**Ejercicio breve A:** Por favor, reproduce sin cambios las filas, empezando por la primera y terminando en la que contiene "345, 19, 354]", ambas incluidas.

**Texto proporcionado:**
------------------------------------

Esta es, pues, una palabra llena de contenido, que después de la aparición a María Magdalena, a Pedro y a los de Emaús, presenta hoy los primeros encuentros de Cristo resucitado con los apóstoles, en los que van a recibir el Espíritu Santo y ser enviados a la misión con el poder de perdonar los pecados.
La
primera lectura nos presenta la vida de la comunidad cristiana unida en el
amor: “con todo el corazón, con toda la mente y con todos sus bienes” y unida a
los apóstoles en la enseñanza, en la liturgia, en la oración en común, y en la
caridad, en espera de la manifestación final de la salvación, que han recibido
por la fe en Cristo, como dice san Pedro en la segunda lectura.
Los
discípulos han sido incorporados a la comunión del Padre y el Hijo en el
Espíritu Santo, recibiendo el don de la paz ratificado tres veces por el Señor,
y la alegría; reciben el envío del Señor, y el “poder” de Cristo para perdonar
los pecados, y a través de la profesión de Tomás, son fortalecidos en una fe
que no necesita apoyarse en los sentidos, sino en el testimonio interior del
Espíritu. En efecto, Tomás ha visto a un hombre y ha confesado a Dios, como
observa san Agustín, cosa que no pueden producir los sentidos sino el corazón
creyente que ha recibido el Espíritu Santo. Las heridas gloriosas de Cristo
sanan las de nuestra incredulidad. Lo
que los discípulos han recibido de la boca del Señor, lo tendrán que transmitir
a quienes sin haberlo visto, creerán en su testimonio y en la predicación, para
que la salvación alcance hasta los confines de la tierra.

------------------------------------

**Filas del ejercicio:**
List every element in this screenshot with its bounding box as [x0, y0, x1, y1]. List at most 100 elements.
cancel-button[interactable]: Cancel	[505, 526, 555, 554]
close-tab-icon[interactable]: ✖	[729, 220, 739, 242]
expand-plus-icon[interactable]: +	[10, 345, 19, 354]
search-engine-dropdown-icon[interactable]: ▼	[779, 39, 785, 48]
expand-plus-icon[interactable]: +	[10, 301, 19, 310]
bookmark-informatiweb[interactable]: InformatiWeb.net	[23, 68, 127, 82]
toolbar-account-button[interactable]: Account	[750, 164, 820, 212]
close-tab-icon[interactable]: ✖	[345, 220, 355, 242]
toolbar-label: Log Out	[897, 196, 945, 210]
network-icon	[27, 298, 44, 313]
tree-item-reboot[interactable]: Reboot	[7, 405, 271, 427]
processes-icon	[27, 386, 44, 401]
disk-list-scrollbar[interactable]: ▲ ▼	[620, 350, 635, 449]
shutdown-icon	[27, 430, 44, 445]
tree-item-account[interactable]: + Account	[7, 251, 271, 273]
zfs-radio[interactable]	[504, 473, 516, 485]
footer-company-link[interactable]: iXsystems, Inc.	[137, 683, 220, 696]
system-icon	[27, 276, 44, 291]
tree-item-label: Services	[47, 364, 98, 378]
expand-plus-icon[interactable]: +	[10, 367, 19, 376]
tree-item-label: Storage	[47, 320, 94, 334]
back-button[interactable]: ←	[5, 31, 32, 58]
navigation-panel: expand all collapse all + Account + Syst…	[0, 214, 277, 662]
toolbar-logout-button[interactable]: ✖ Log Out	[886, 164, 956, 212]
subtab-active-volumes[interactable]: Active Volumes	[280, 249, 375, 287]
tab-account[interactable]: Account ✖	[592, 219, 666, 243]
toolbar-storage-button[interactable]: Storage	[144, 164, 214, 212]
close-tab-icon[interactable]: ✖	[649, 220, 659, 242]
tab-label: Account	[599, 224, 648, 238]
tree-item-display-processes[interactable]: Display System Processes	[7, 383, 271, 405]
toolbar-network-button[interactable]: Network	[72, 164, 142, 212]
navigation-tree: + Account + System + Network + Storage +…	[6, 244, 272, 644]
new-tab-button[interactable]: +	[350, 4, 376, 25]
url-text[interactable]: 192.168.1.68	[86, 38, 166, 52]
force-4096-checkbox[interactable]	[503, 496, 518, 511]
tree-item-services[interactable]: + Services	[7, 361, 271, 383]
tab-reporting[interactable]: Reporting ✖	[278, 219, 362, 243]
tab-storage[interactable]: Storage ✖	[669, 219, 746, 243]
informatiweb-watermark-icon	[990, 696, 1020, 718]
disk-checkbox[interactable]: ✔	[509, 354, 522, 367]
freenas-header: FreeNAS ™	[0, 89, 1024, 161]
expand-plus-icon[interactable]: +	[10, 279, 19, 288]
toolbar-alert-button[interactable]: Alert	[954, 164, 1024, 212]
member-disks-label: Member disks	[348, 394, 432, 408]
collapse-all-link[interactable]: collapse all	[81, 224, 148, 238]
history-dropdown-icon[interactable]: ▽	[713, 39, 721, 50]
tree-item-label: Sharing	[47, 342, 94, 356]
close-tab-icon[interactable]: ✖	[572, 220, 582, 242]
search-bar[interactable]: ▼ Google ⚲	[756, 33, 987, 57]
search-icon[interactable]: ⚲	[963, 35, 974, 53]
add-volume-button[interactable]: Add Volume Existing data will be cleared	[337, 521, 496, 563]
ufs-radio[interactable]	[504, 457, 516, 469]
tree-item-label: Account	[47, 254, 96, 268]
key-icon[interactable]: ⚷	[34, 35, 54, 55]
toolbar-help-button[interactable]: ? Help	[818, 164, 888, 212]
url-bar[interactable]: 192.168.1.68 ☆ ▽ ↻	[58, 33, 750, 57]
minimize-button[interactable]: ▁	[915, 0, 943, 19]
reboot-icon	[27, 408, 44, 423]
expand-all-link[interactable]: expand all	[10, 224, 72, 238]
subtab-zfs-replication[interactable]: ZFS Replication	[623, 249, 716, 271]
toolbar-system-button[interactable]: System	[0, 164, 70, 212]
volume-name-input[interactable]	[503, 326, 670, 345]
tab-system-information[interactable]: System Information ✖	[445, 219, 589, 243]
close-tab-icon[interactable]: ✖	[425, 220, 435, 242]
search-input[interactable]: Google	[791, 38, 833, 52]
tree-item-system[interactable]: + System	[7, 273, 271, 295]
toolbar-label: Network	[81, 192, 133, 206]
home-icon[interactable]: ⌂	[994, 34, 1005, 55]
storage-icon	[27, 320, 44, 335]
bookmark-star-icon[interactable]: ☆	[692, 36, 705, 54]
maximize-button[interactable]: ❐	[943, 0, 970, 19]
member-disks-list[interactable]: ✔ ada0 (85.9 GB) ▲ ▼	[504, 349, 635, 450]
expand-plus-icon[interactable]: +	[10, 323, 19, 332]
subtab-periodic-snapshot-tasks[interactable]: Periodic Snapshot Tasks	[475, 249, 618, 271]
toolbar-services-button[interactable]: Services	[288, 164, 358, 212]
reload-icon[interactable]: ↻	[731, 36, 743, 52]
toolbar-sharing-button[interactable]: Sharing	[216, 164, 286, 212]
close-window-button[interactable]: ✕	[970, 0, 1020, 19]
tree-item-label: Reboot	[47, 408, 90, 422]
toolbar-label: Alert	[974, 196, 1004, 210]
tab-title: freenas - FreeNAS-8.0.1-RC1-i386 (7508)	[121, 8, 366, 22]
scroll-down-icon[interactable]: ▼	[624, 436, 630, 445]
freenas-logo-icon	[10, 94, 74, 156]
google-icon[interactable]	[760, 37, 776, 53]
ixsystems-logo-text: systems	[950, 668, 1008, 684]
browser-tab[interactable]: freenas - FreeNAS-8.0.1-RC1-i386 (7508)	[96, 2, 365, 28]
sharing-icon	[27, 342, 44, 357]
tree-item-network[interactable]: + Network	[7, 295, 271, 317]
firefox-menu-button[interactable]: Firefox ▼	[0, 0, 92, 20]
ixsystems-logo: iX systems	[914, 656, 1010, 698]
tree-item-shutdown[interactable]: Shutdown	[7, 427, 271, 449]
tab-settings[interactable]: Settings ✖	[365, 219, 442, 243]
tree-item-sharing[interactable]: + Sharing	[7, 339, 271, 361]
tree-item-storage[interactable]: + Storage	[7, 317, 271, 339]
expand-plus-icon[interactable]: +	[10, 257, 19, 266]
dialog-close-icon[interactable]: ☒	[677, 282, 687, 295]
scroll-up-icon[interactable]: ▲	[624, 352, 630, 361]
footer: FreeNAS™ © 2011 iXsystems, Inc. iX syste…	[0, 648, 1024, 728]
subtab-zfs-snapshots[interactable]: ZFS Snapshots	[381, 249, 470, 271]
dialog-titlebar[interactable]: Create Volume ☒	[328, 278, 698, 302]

------------------------------------

**Ejercicio breve B:** Indica si cada afirmación concuerda con el texto proporcionado y responde sí o no, citando literalmente las palabras del texto que lo deciden. (i) El Señor ratifica tres veces el don de la paz. (ii) La fe de los discípulos necesita apoyarse en los sentidos. (iii) Es san Pedro quien observa que Tomás ha visto a un hombre y ha confesado a Dios.

**Respuesta A:**
List every element in this screenshot with its bounding box as [x0, y0, x1, y1]. List at most 100 elements.
cancel-button[interactable]: Cancel	[505, 526, 555, 554]
close-tab-icon[interactable]: ✖	[729, 220, 739, 242]
expand-plus-icon[interactable]: +	[10, 345, 19, 354]

**Respuesta B:**
(i) Sí: «recibiendo el don de la paz ratificado tres veces por el Señor».
(ii) No: «una fe que no necesita apoyarse en los sentidos».
(iii) No: «como observa san Agustín».